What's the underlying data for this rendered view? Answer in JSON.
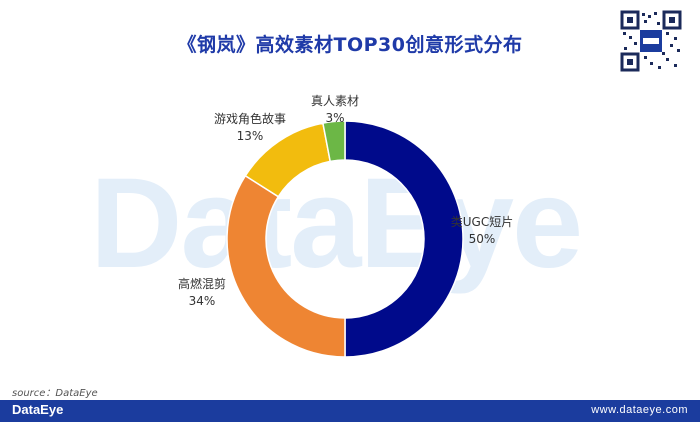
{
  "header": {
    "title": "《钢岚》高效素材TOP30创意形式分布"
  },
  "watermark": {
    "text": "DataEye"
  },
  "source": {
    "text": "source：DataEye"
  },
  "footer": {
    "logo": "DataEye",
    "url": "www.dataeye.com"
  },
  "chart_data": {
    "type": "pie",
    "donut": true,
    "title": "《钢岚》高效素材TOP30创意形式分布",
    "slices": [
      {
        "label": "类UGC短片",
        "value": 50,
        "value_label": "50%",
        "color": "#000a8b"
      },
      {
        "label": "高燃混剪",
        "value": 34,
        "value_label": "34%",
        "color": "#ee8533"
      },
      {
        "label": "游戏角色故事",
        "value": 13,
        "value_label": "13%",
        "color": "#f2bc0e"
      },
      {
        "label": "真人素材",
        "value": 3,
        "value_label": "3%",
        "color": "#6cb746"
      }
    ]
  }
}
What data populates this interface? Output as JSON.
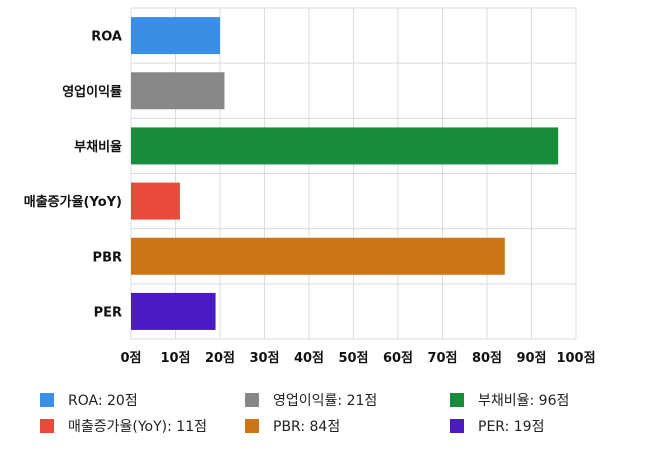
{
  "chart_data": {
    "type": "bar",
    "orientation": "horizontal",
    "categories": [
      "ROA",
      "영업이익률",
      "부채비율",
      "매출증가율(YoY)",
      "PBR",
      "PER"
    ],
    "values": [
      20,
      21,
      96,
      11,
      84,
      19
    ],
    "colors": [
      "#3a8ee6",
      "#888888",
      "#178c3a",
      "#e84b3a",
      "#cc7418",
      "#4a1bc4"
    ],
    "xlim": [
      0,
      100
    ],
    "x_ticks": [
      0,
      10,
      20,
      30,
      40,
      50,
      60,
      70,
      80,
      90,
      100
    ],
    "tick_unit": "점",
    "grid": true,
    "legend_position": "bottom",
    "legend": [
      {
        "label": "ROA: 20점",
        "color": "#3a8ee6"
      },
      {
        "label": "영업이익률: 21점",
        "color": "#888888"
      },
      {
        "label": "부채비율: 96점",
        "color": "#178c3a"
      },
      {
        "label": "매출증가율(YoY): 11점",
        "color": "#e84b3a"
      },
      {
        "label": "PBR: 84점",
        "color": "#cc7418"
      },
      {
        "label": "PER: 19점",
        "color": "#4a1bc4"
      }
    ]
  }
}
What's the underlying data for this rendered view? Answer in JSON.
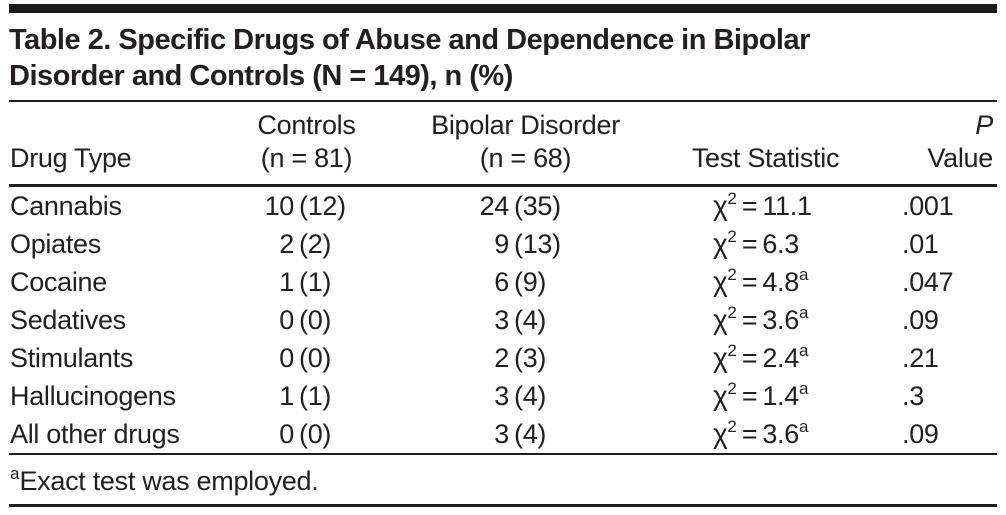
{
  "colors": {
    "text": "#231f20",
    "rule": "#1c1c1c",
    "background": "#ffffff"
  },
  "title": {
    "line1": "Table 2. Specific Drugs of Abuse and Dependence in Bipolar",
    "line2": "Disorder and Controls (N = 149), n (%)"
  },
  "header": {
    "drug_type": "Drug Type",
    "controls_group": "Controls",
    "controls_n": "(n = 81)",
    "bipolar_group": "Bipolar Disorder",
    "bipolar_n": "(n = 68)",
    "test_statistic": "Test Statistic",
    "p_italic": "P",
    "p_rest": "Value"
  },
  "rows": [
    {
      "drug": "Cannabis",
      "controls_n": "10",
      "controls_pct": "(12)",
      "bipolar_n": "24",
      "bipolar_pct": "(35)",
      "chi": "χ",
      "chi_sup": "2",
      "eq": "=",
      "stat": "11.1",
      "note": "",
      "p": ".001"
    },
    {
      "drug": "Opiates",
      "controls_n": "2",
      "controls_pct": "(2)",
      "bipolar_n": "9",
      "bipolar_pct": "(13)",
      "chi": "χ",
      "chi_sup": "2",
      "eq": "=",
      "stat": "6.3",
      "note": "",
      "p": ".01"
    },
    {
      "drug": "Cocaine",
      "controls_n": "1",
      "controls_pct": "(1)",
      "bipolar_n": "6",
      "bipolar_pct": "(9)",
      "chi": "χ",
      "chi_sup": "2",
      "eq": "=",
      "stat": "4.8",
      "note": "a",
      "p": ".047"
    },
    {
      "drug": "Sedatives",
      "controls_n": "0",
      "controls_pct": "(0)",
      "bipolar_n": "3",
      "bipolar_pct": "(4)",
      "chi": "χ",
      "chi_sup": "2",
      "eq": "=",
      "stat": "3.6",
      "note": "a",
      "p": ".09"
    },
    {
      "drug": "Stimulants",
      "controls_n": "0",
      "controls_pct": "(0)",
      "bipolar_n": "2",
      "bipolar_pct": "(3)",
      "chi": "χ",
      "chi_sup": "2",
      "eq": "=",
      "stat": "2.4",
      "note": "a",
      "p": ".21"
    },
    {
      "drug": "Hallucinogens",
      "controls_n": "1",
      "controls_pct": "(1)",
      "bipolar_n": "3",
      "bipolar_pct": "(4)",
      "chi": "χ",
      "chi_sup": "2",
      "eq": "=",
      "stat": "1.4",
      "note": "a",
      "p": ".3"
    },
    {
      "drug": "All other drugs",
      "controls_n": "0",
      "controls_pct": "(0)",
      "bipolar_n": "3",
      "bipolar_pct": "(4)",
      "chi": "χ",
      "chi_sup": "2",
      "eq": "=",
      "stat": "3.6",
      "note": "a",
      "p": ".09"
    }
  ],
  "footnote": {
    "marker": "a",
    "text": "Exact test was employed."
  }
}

Exercise prompt
Wherever a line in the data above holds "title", copy that line.

Solution to the problem
    "title": "《钢岚》高效素材TOP30创意形式分布"
    "title": "《钢岚》高效素材TOP30创意形式分布",
  "title": {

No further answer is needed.